:: Task prompt ::
Carry none of the pictures over; set down the material below exactly.
####################
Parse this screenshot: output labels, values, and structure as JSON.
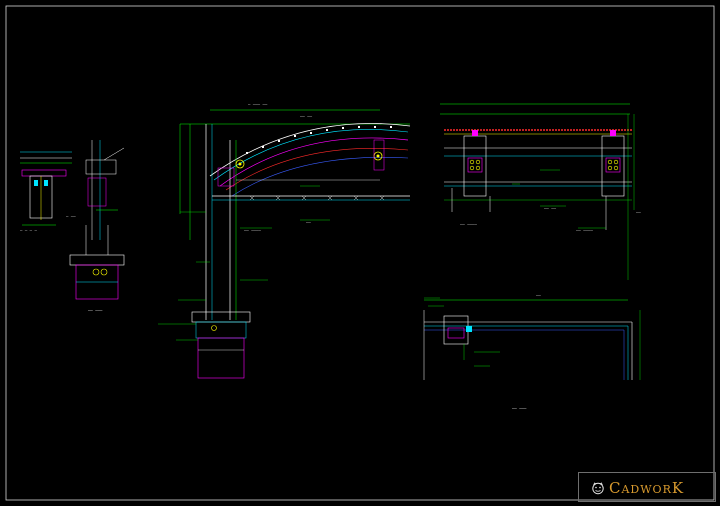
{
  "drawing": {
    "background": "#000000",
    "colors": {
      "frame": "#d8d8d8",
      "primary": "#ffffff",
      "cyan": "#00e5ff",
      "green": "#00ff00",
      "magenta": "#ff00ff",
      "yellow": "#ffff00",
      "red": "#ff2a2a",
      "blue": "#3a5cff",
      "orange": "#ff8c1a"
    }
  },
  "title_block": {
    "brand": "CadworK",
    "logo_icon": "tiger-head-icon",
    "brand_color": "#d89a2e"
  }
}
####################
:: Written response ::
Parse this screenshot: output labels, values, and structure as JSON.
{
  "drawing": {
    "background": "#000000",
    "colors": {
      "frame": "#d8d8d8",
      "primary": "#ffffff",
      "cyan": "#00e5ff",
      "green": "#00ff00",
      "magenta": "#ff00ff",
      "yellow": "#ffff00",
      "red": "#ff2a2a",
      "blue": "#3a5cff",
      "orange": "#ff8c1a"
    }
  },
  "title_block": {
    "brand": "CadworK",
    "logo_icon": "tiger-head-icon",
    "brand_color": "#d89a2e"
  }
}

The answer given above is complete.